**Document text**
::::::::
Do not do this with sed; it will break horribly when benign formatting changes happen to the XML.
Use a proper XML-parsing tool. For example with xmlstarlet:
xmlstarlet sel -t -c '//Server[IpAddress="a.b.c.d"]/Name/node()' -n filename.xml
or with xmllint:
xmllint --xpath '//Server[IpAddress="a.b.c.d"]/Name/node()' filename.xml
or with old versions of xmllint that don't yet understand --xpath (if you are tempted to use this I encourage you to look at other tools):
echo 'cat //Server[IpAddress="a.b.c.d"]/Name/node()' | xmllint --shell filename.xml | sed '1d;$d'
or with the xpath utility from the XML::XPath Perl library:
xpath -q -e '//Server[IpAddress="a.b.c.d"]/Name/node()' filename.xml
...or with any of three dozen (dozen) other XML tools.
::::::::
**Information given**
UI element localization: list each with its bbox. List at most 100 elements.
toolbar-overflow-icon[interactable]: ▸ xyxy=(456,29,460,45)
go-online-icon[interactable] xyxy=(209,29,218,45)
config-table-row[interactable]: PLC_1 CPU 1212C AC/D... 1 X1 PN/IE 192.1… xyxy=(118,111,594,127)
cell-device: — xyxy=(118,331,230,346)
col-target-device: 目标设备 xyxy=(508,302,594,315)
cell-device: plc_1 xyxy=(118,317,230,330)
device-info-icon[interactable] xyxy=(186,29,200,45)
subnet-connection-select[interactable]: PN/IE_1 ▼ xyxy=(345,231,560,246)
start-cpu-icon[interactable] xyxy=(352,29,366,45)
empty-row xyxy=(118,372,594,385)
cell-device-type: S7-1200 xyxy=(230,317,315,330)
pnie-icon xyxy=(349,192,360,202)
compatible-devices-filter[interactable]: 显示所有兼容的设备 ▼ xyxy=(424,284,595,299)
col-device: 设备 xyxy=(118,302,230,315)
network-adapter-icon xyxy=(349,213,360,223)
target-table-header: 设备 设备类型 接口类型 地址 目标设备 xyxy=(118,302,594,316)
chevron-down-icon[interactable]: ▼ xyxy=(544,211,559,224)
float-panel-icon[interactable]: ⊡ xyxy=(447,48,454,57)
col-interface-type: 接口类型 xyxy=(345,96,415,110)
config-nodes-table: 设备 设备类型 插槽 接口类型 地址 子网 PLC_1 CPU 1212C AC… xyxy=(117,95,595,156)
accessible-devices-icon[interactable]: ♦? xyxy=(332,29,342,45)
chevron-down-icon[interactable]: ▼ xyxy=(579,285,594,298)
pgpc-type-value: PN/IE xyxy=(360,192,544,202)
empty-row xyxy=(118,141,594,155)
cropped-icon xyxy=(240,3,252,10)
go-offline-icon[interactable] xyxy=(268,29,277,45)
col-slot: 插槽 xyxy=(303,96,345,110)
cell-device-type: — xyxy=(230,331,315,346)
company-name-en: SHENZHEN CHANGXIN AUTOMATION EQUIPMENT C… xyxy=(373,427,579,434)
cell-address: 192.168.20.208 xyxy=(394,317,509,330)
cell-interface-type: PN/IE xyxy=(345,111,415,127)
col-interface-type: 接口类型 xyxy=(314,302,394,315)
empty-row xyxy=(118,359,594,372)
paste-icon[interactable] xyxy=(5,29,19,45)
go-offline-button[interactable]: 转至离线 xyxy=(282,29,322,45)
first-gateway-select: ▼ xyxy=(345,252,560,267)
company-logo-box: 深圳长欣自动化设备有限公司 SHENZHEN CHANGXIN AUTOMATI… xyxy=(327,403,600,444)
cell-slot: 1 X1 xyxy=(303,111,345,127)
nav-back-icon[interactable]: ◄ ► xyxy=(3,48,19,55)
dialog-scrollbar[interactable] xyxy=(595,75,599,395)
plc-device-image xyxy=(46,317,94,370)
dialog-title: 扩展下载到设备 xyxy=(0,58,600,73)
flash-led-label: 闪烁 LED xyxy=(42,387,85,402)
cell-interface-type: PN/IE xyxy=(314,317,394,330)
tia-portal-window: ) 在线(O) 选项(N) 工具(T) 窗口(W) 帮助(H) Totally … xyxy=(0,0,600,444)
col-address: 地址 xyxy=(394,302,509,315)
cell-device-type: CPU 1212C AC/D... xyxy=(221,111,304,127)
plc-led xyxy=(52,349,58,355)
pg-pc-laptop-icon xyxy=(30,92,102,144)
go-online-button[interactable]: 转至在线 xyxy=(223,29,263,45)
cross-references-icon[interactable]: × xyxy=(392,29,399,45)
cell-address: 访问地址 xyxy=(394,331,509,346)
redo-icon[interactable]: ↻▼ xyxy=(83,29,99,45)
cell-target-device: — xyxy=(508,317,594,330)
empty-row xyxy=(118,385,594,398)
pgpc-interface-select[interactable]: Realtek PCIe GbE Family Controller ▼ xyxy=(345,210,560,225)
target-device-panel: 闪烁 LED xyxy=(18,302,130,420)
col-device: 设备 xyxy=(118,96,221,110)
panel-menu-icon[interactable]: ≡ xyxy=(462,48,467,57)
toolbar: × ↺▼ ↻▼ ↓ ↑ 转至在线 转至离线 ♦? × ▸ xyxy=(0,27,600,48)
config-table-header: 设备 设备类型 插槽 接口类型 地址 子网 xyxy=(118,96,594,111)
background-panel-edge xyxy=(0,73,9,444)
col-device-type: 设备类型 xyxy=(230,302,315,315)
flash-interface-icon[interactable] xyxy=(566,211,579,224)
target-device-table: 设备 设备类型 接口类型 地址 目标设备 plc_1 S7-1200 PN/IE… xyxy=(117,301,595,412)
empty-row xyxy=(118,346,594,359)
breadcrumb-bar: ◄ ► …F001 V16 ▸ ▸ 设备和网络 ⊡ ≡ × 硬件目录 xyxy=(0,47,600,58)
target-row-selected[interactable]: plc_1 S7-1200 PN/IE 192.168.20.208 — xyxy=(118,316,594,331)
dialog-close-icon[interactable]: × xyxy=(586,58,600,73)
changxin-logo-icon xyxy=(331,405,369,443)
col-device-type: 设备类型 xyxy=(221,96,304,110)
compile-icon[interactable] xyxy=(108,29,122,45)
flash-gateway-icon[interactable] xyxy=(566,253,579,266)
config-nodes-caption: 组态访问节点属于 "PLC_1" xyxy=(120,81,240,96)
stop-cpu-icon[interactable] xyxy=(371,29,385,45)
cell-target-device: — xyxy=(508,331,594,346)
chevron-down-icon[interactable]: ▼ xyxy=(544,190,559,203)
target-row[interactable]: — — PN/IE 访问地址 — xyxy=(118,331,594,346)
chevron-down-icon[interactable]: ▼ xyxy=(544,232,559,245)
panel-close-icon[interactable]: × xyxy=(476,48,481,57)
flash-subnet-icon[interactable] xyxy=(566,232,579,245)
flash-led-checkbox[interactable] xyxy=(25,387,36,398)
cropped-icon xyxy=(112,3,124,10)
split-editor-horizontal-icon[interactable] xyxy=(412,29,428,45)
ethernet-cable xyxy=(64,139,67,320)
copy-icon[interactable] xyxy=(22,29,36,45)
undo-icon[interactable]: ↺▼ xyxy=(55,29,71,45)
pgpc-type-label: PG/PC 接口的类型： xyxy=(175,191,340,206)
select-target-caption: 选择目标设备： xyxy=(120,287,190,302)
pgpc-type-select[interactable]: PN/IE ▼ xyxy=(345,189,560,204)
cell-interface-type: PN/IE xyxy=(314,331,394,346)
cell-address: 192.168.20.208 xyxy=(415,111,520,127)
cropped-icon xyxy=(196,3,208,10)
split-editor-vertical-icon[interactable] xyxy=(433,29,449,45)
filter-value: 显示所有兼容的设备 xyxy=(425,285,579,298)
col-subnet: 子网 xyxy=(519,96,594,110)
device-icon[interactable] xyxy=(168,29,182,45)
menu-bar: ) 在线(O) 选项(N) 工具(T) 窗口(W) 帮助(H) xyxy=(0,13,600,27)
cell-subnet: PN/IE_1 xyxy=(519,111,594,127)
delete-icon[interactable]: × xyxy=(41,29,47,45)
::::::::
**Assigned task**
Continue the note on pulling a server name out of XML with command-line tools, starting after its last sentence.

**Response to this exercise**
The heart of this is the XPath expression //Server[IpAddress="a.b.c.d"]/Name/node(). This consists of:
//Server refers to a Server node anywhere in the document 
//Server/Name refers to a Name node that is the child of such a Server node 
//Server/Name/node() refers to the contents of such a Name node 
//Server[IpAddress="a.b.c.d"] refers to a server node that satisfies the condition IpAddress="a.b.c.d", which means that it has a child IpAddress node that contains a.b.c.d 
Putting all that together, //Server[IpAddress="a.b.c.d"]/Name/node() refers to the contents of a Name node that is the child of a Server node anywhere in the document that has an IpAddress child node that contains a.b.c.d.